• ЗАДАНИЕ
Перепечатайте все приведённые ниже записи строка за строкой без каких-либо изменений. Изображения в ответ не включайте.

Записи из собрания
————

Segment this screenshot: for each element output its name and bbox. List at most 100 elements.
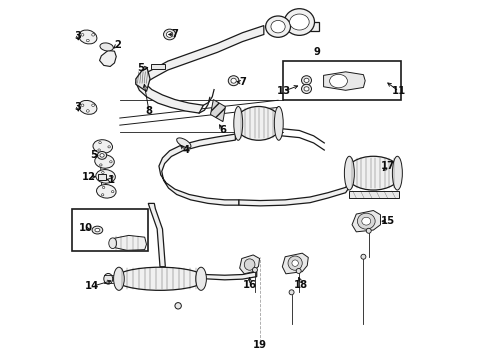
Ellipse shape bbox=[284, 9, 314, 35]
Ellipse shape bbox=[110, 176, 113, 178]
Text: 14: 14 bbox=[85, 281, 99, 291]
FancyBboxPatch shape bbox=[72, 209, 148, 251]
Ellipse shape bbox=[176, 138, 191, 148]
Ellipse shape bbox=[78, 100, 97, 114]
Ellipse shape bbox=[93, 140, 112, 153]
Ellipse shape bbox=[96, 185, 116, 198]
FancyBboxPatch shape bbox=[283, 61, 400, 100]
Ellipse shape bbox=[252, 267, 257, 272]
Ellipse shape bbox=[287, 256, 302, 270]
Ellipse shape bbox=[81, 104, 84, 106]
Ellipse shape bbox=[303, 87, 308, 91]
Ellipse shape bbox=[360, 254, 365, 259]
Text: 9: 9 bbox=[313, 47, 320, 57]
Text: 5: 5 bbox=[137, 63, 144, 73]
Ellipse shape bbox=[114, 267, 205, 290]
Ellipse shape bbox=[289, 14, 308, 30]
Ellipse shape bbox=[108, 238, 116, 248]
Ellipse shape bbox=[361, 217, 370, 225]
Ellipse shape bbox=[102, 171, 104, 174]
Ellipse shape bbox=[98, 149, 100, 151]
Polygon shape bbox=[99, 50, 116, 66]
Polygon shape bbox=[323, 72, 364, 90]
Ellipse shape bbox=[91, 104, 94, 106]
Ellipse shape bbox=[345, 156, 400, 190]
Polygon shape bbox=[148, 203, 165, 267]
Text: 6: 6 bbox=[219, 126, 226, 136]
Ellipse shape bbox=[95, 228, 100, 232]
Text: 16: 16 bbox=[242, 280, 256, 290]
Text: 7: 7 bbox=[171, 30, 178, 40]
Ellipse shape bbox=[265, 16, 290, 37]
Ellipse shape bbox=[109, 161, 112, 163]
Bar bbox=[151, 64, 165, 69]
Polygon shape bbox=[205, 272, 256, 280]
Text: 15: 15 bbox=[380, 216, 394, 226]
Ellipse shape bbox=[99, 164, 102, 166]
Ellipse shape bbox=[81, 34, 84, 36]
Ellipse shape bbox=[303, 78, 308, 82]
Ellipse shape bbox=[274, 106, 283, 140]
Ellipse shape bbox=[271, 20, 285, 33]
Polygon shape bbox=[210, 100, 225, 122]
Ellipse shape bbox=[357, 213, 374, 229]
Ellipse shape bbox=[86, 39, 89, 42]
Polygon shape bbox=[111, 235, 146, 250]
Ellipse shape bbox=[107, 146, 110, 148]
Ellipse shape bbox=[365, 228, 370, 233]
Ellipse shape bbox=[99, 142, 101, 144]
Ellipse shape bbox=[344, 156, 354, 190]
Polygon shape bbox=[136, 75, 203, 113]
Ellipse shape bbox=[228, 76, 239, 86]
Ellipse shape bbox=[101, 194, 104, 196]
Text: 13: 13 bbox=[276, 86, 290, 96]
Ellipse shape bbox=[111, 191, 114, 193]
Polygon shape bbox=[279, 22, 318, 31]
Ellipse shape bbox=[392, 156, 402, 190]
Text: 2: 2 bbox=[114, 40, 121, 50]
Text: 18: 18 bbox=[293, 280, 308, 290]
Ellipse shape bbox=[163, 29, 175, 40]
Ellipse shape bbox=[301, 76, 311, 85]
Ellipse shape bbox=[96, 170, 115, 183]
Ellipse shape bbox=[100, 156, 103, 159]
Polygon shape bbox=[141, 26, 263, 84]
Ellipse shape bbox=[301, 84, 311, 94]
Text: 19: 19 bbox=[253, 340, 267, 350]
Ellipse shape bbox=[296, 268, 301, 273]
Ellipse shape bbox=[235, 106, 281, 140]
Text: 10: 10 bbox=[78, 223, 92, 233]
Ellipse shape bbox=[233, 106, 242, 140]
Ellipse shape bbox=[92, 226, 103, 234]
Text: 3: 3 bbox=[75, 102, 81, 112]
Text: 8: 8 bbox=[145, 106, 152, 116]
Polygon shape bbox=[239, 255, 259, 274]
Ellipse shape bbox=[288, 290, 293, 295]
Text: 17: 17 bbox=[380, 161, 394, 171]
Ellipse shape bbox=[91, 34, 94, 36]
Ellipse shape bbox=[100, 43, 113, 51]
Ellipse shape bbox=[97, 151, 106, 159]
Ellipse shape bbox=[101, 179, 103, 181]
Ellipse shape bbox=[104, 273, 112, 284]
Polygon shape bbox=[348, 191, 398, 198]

————

• ОТВЕТ НИЖЕ
Segment this screenshot: for each element output its name and bbox. List at most 100 elements.
Ellipse shape bbox=[284, 9, 314, 35]
Ellipse shape bbox=[110, 176, 113, 178]
Text: 14: 14 bbox=[85, 281, 99, 291]
FancyBboxPatch shape bbox=[72, 209, 148, 251]
Ellipse shape bbox=[176, 138, 191, 148]
Ellipse shape bbox=[78, 100, 97, 114]
Ellipse shape bbox=[93, 140, 112, 153]
Ellipse shape bbox=[96, 185, 116, 198]
FancyBboxPatch shape bbox=[283, 61, 400, 100]
Ellipse shape bbox=[252, 267, 257, 272]
Ellipse shape bbox=[287, 256, 302, 270]
Ellipse shape bbox=[81, 104, 84, 106]
Ellipse shape bbox=[303, 87, 308, 91]
Ellipse shape bbox=[360, 254, 365, 259]
Text: 9: 9 bbox=[313, 47, 320, 57]
Text: 5: 5 bbox=[137, 63, 144, 73]
Ellipse shape bbox=[114, 267, 205, 290]
Ellipse shape bbox=[289, 14, 308, 30]
Ellipse shape bbox=[108, 238, 116, 248]
Ellipse shape bbox=[361, 217, 370, 225]
Ellipse shape bbox=[102, 171, 104, 174]
Ellipse shape bbox=[98, 149, 100, 151]
Polygon shape bbox=[99, 50, 116, 66]
Polygon shape bbox=[323, 72, 364, 90]
Ellipse shape bbox=[91, 104, 94, 106]
Ellipse shape bbox=[345, 156, 400, 190]
Polygon shape bbox=[148, 203, 165, 267]
Text: 6: 6 bbox=[219, 126, 226, 136]
Ellipse shape bbox=[95, 228, 100, 232]
Text: 16: 16 bbox=[242, 280, 256, 290]
Text: 7: 7 bbox=[171, 30, 178, 40]
Ellipse shape bbox=[265, 16, 290, 37]
Ellipse shape bbox=[109, 161, 112, 163]
Bar bbox=[151, 64, 165, 69]
Polygon shape bbox=[205, 272, 256, 280]
Text: 15: 15 bbox=[380, 216, 394, 226]
Ellipse shape bbox=[99, 164, 102, 166]
Ellipse shape bbox=[81, 34, 84, 36]
Ellipse shape bbox=[303, 78, 308, 82]
Ellipse shape bbox=[274, 106, 283, 140]
Ellipse shape bbox=[271, 20, 285, 33]
Polygon shape bbox=[210, 100, 225, 122]
Ellipse shape bbox=[357, 213, 374, 229]
Ellipse shape bbox=[86, 39, 89, 42]
Polygon shape bbox=[111, 235, 146, 250]
Ellipse shape bbox=[107, 146, 110, 148]
Ellipse shape bbox=[365, 228, 370, 233]
Ellipse shape bbox=[99, 142, 101, 144]
Ellipse shape bbox=[344, 156, 354, 190]
Polygon shape bbox=[136, 75, 203, 113]
Ellipse shape bbox=[228, 76, 239, 86]
Ellipse shape bbox=[101, 194, 104, 196]
Text: 13: 13 bbox=[276, 86, 290, 96]
Ellipse shape bbox=[111, 191, 114, 193]
Polygon shape bbox=[279, 22, 318, 31]
Ellipse shape bbox=[392, 156, 402, 190]
Text: 2: 2 bbox=[114, 40, 121, 50]
Text: 18: 18 bbox=[293, 280, 308, 290]
Ellipse shape bbox=[163, 29, 175, 40]
Ellipse shape bbox=[301, 76, 311, 85]
Ellipse shape bbox=[96, 170, 115, 183]
Ellipse shape bbox=[100, 156, 103, 159]
Polygon shape bbox=[141, 26, 263, 84]
Ellipse shape bbox=[301, 84, 311, 94]
Text: 19: 19 bbox=[253, 340, 267, 350]
Ellipse shape bbox=[296, 268, 301, 273]
Ellipse shape bbox=[235, 106, 281, 140]
Text: 10: 10 bbox=[78, 223, 92, 233]
Ellipse shape bbox=[233, 106, 242, 140]
Ellipse shape bbox=[92, 226, 103, 234]
Text: 3: 3 bbox=[75, 102, 81, 112]
Text: 8: 8 bbox=[145, 106, 152, 116]
Polygon shape bbox=[239, 255, 259, 274]
Ellipse shape bbox=[288, 290, 293, 295]
Text: 17: 17 bbox=[380, 161, 394, 171]
Ellipse shape bbox=[91, 34, 94, 36]
Ellipse shape bbox=[100, 43, 113, 51]
Ellipse shape bbox=[97, 151, 106, 159]
Ellipse shape bbox=[101, 179, 103, 181]
Ellipse shape bbox=[104, 273, 112, 284]
Polygon shape bbox=[348, 191, 398, 198]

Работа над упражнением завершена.